** Start **
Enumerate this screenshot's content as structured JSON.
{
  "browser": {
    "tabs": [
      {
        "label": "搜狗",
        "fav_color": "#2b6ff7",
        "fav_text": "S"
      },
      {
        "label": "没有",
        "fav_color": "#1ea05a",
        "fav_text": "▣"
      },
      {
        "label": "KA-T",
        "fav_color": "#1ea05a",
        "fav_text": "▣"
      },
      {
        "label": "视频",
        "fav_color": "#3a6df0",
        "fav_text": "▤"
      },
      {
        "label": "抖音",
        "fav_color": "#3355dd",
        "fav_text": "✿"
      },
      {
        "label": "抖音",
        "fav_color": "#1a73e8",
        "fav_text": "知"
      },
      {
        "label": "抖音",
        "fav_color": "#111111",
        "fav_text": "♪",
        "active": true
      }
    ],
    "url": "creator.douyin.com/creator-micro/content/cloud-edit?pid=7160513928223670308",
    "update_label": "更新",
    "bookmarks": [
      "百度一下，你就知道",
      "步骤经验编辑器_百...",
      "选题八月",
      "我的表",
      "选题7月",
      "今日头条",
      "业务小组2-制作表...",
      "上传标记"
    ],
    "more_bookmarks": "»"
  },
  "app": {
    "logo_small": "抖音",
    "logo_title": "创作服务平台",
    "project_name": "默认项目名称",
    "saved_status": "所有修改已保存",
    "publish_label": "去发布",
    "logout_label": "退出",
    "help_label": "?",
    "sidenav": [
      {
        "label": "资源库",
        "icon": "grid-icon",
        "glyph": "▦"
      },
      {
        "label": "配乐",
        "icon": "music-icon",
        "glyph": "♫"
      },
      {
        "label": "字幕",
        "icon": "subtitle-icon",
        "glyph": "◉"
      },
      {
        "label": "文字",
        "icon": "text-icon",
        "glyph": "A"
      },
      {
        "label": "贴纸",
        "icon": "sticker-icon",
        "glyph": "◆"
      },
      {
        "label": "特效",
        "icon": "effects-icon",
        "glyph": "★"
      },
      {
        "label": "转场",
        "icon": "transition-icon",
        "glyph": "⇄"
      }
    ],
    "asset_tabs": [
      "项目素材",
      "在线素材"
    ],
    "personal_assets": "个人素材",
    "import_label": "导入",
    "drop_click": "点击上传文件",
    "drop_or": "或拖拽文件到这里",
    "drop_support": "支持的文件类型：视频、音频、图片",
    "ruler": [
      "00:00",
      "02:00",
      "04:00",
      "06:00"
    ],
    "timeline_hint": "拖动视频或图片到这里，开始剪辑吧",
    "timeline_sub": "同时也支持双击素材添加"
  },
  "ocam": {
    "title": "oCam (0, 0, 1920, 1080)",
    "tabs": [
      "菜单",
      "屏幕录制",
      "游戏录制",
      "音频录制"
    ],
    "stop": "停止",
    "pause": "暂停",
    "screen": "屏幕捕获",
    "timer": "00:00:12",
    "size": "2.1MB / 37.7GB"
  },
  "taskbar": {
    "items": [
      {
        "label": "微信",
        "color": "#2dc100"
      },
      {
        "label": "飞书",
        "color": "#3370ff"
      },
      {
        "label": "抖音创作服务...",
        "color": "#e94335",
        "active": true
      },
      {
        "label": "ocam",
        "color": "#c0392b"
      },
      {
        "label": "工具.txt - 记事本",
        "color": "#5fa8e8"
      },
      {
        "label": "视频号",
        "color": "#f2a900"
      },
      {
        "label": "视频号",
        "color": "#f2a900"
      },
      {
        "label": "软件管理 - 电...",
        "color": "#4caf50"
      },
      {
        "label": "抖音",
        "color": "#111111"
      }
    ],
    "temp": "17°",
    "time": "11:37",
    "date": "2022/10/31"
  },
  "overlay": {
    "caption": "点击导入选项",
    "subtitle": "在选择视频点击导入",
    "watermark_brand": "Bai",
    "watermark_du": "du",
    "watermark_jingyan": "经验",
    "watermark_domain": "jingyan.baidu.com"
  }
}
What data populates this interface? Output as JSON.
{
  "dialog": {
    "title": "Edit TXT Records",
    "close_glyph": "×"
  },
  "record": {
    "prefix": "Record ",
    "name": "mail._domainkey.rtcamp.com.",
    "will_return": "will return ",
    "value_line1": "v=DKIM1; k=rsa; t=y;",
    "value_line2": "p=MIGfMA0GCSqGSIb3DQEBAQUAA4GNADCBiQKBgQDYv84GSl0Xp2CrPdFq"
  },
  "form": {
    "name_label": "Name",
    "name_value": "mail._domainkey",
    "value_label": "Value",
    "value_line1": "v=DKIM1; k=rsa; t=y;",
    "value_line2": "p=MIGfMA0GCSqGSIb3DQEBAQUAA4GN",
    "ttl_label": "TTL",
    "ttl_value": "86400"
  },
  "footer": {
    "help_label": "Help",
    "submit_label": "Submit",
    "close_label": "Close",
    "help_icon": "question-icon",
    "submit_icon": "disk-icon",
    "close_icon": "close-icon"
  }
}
** End **
Recopy all the lines exactly as they appear.

▶ **OUTPUT OF THE EXERCISE**
Enumerate this screenshot's content as structured JSON.
{
  "browser": {
    "tabs": [
      {
        "label": "搜狗",
        "fav_color": "#2b6ff7",
        "fav_text": "S"
      },
      {
        "label": "没有",
        "fav_color": "#1ea05a",
        "fav_text": "▣"
      },
      {
        "label": "KA-T",
        "fav_color": "#1ea05a",
        "fav_text": "▣"
      },
      {
        "label": "视频",
        "fav_color": "#3a6df0",
        "fav_text": "▤"
      },
      {
        "label": "抖音",
        "fav_color": "#3355dd",
        "fav_text": "✿"
      },
      {
        "label": "抖音",
        "fav_color": "#1a73e8",
        "fav_text": "知"
      },
      {
        "label": "抖音",
        "fav_color": "#111111",
        "fav_text": "♪",
        "active": true
      }
    ],
    "url": "creator.douyin.com/creator-micro/content/cloud-edit?pid=7160513928223670308",
    "update_label": "更新",
    "bookmarks": [
      "百度一下，你就知道",
      "步骤经验编辑器_百...",
      "选题八月",
      "我的表",
      "选题7月",
      "今日头条",
      "业务小组2-制作表...",
      "上传标记"
    ],
    "more_bookmarks": "»"
  },
  "app": {
    "logo_small": "抖音",
    "logo_title": "创作服务平台",
    "project_name": "默认项目名称",
    "saved_status": "所有修改已保存",
    "publish_label": "去发布",
    "logout_label": "退出",
    "help_label": "?",
    "sidenav": [
      {
        "label": "资源库",
        "icon": "grid-icon",
        "glyph": "▦"
      },
      {
        "label": "配乐",
        "icon": "music-icon",
        "glyph": "♫"
      },
      {
        "label": "字幕",
        "icon": "subtitle-icon",
        "glyph": "◉"
      },
      {
        "label": "文字",
        "icon": "text-icon",
        "glyph": "A"
      },
      {
        "label": "贴纸",
        "icon": "sticker-icon",
        "glyph": "◆"
      },
      {
        "label": "特效",
        "icon": "effects-icon",
        "glyph": "★"
      },
      {
        "label": "转场",
        "icon": "transition-icon",
        "glyph": "⇄"
      }
    ],
    "asset_tabs": [
      "项目素材",
      "在线素材"
    ],
    "personal_assets": "个人素材",
    "import_label": "导入",
    "drop_click": "点击上传文件",
    "drop_or": "或拖拽文件到这里",
    "drop_support": "支持的文件类型：视频、音频、图片",
    "ruler": [
      "00:00",
      "02:00",
      "04:00",
      "06:00"
    ],
    "timeline_hint": "拖动视频或图片到这里，开始剪辑吧",
    "timeline_sub": "同时也支持双击素材添加"
  },
  "ocam": {
    "title": "oCam (0, 0, 1920, 1080)",
    "tabs": [
      "菜单",
      "屏幕录制",
      "游戏录制",
      "音频录制"
    ],
    "stop": "停止",
    "pause": "暂停",
    "screen": "屏幕捕获",
    "timer": "00:00:12",
    "size": "2.1MB / 37.7GB"
  },
  "taskbar": {
    "items": [
      {
        "label": "微信",
        "color": "#2dc100"
      },
      {
        "label": "飞书",
        "color": "#3370ff"
      },
      {
        "label": "抖音创作服务...",
        "color": "#e94335",
        "active": true
      },
      {
        "label": "ocam",
        "color": "#c0392b"
      },
      {
        "label": "工具.txt - 记事本",
        "color": "#5fa8e8"
      },
      {
        "label": "视频号",
        "color": "#f2a900"
      },
      {
        "label": "视频号",
        "color": "#f2a900"
      },
      {
        "label": "软件管理 - 电...",
        "color": "#4caf50"
      },
      {
        "label": "抖音",
        "color": "#111111"
      }
    ],
    "temp": "17°",
    "time": "11:37",
    "date": "2022/10/31"
  },
  "overlay": {
    "caption": "点击导入选项",
    "subtitle": "在选择视频点击导入",
    "watermark_brand": "Bai",
    "watermark_du": "du",
    "watermark_jingyan": "经验",
    "watermark_domain": "jingyan.baidu.com"
  }
}
What data populates this interface? Output as JSON.
{
  "dialog": {
    "title": "Edit TXT Records",
    "close_glyph": "×"
  },
  "record": {
    "prefix": "Record ",
    "name": "mail._domainkey.rtcamp.com.",
    "will_return": "will return ",
    "value_line1": "v=DKIM1; k=rsa; t=y;",
    "value_line2": "p=MIGfMA0GCSqGSIb3DQEBAQUAA4GNADCBiQKBgQDYv84GSl0Xp2CrPdFq"
  },
  "form": {
    "name_label": "Name",
    "name_value": "mail._domainkey",
    "value_label": "Value",
    "value_line1": "v=DKIM1; k=rsa; t=y;",
    "value_line2": "p=MIGfMA0GCSqGSIb3DQEBAQUAA4GN",
    "ttl_label": "TTL",
    "ttl_value": "86400"
  },
  "footer": {
    "help_label": "Help",
    "submit_label": "Submit",
    "close_label": "Close",
    "help_icon": "question-icon",
    "submit_icon": "disk-icon",
    "close_icon": "close-icon"
  }
}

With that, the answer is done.